§ **Materials provided**

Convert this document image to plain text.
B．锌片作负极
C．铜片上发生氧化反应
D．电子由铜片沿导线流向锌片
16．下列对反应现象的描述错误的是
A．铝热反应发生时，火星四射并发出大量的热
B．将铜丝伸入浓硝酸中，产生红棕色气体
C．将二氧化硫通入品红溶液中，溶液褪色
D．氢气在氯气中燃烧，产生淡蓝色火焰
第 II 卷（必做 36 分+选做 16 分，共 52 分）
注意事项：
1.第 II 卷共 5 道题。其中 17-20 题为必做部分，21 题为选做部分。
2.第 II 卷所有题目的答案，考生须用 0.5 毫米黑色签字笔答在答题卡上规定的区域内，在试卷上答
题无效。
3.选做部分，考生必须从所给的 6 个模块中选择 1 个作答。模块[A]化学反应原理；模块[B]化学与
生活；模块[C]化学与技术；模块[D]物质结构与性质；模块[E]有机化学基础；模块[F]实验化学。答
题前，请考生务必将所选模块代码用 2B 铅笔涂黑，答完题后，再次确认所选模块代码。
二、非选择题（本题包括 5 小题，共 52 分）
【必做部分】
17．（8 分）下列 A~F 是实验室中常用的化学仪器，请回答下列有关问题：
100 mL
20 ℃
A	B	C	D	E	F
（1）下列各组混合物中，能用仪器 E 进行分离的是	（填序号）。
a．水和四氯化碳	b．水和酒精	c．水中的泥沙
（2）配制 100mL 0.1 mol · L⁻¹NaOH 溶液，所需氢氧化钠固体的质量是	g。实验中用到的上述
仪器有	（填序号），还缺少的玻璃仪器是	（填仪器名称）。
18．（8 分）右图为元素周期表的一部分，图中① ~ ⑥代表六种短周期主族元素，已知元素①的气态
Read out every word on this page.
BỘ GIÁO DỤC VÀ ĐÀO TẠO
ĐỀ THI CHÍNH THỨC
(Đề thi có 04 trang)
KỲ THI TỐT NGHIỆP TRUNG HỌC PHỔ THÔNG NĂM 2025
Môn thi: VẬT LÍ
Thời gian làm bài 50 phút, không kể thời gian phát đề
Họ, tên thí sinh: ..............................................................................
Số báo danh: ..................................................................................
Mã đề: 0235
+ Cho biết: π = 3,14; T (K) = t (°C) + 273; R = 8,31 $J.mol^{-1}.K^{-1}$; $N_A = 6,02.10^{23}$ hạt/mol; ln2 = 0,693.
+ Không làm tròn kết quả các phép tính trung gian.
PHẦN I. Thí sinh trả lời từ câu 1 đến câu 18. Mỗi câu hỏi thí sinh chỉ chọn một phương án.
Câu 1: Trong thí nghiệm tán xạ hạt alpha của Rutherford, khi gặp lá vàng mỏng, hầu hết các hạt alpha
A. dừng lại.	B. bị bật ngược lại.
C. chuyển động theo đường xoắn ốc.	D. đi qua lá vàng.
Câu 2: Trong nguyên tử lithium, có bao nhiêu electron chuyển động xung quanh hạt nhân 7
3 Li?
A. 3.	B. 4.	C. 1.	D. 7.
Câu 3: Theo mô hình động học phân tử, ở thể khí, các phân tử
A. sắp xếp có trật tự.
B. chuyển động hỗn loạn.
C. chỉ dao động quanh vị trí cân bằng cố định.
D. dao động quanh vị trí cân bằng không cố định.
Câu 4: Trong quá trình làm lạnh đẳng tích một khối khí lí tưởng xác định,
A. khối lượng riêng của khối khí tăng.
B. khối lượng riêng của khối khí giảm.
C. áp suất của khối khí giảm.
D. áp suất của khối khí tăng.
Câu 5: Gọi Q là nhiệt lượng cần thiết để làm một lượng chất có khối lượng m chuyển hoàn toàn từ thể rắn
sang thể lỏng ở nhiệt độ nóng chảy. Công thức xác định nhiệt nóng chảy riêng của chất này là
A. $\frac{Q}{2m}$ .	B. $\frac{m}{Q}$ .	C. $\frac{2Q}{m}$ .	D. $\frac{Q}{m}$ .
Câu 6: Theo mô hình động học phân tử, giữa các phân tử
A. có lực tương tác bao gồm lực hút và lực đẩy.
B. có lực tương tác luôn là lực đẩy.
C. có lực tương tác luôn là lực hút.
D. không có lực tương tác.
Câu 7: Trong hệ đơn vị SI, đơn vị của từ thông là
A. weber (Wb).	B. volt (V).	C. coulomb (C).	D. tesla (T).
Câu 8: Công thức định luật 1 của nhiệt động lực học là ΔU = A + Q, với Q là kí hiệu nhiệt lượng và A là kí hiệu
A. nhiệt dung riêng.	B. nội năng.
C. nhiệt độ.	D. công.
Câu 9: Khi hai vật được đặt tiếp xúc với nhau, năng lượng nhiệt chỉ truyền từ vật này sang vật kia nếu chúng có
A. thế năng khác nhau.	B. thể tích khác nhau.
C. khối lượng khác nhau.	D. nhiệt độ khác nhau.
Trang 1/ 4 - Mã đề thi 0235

§ **Instructions for the task**
Return every line of the material exactly.

§ **Exercise result**
Convert this document image to plain text.
B．锌片作负极
C．铜片上发生氧化反应
D．电子由铜片沿导线流向锌片
16．下列对反应现象的描述错误的是
A．铝热反应发生时，火星四射并发出大量的热
B．将铜丝伸入浓硝酸中，产生红棕色气体
C．将二氧化硫通入品红溶液中，溶液褪色
D．氢气在氯气中燃烧，产生淡蓝色火焰
第 II 卷（必做 36 分+选做 16 分，共 52 分）
注意事项：
1.第 II 卷共 5 道题。其中 17-20 题为必做部分，21 题为选做部分。
2.第 II 卷所有题目的答案，考生须用 0.5 毫米黑色签字笔答在答题卡上规定的区域内，在试卷上答
题无效。
3.选做部分，考生必须从所给的 6 个模块中选择 1 个作答。模块[A]化学反应原理；模块[B]化学与
生活；模块[C]化学与技术；模块[D]物质结构与性质；模块[E]有机化学基础；模块[F]实验化学。答
题前，请考生务必将所选模块代码用 2B 铅笔涂黑，答完题后，再次确认所选模块代码。
二、非选择题（本题包括 5 小题，共 52 分）
【必做部分】
17．（8 分）下列 A~F 是实验室中常用的化学仪器，请回答下列有关问题：
100 mL
20 ℃
A	B	C	D	E	F
（1）下列各组混合物中，能用仪器 E 进行分离的是	（填序号）。
a．水和四氯化碳	b．水和酒精	c．水中的泥沙
（2）配制 100mL 0.1 mol · L⁻¹NaOH 溶液，所需氢氧化钠固体的质量是	g。实验中用到的上述
仪器有	（填序号），还缺少的玻璃仪器是	（填仪器名称）。
18．（8 分）右图为元素周期表的一部分，图中① ~ ⑥代表六种短周期主族元素，已知元素①的气态
Read out every word on this page.
BỘ GIÁO DỤC VÀ ĐÀO TẠO
ĐỀ THI CHÍNH THỨC
(Đề thi có 04 trang)
KỲ THI TỐT NGHIỆP TRUNG HỌC PHỔ THÔNG NĂM 2025
Môn thi: VẬT LÍ
Thời gian làm bài 50 phút, không kể thời gian phát đề
Họ, tên thí sinh: ..............................................................................
Số báo danh: ..................................................................................
Mã đề: 0235
+ Cho biết: π = 3,14; T (K) = t (°C) + 273; R = 8,31 $J.mol^{-1}.K^{-1}$; $N_A = 6,02.10^{23}$ hạt/mol; ln2 = 0,693.
+ Không làm tròn kết quả các phép tính trung gian.
PHẦN I. Thí sinh trả lời từ câu 1 đến câu 18. Mỗi câu hỏi thí sinh chỉ chọn một phương án.
Câu 1: Trong thí nghiệm tán xạ hạt alpha của Rutherford, khi gặp lá vàng mỏng, hầu hết các hạt alpha
A. dừng lại.	B. bị bật ngược lại.
C. chuyển động theo đường xoắn ốc.	D. đi qua lá vàng.
Câu 2: Trong nguyên tử lithium, có bao nhiêu electron chuyển động xung quanh hạt nhân 7
3 Li?
A. 3.	B. 4.	C. 1.	D. 7.
Câu 3: Theo mô hình động học phân tử, ở thể khí, các phân tử
A. sắp xếp có trật tự.
B. chuyển động hỗn loạn.
C. chỉ dao động quanh vị trí cân bằng cố định.
D. dao động quanh vị trí cân bằng không cố định.
Câu 4: Trong quá trình làm lạnh đẳng tích một khối khí lí tưởng xác định,
A. khối lượng riêng của khối khí tăng.
B. khối lượng riêng của khối khí giảm.
C. áp suất của khối khí giảm.
D. áp suất của khối khí tăng.
Câu 5: Gọi Q là nhiệt lượng cần thiết để làm một lượng chất có khối lượng m chuyển hoàn toàn từ thể rắn
sang thể lỏng ở nhiệt độ nóng chảy. Công thức xác định nhiệt nóng chảy riêng của chất này là
A. $\frac{Q}{2m}$ .	B. $\frac{m}{Q}$ .	C. $\frac{2Q}{m}$ .	D. $\frac{Q}{m}$ .
Câu 6: Theo mô hình động học phân tử, giữa các phân tử
A. có lực tương tác bao gồm lực hút và lực đẩy.
B. có lực tương tác luôn là lực đẩy.
C. có lực tương tác luôn là lực hút.
D. không có lực tương tác.
Câu 7: Trong hệ đơn vị SI, đơn vị của từ thông là
A. weber (Wb).	B. volt (V).	C. coulomb (C).	D. tesla (T).
Câu 8: Công thức định luật 1 của nhiệt động lực học là ΔU = A + Q, với Q là kí hiệu nhiệt lượng và A là kí hiệu
A. nhiệt dung riêng.	B. nội năng.
C. nhiệt độ.	D. công.
Câu 9: Khi hai vật được đặt tiếp xúc với nhau, năng lượng nhiệt chỉ truyền từ vật này sang vật kia nếu chúng có
A. thế năng khác nhau.	B. thể tích khác nhau.
C. khối lượng khác nhau.	D. nhiệt độ khác nhau.
Trang 1/ 4 - Mã đề thi 0235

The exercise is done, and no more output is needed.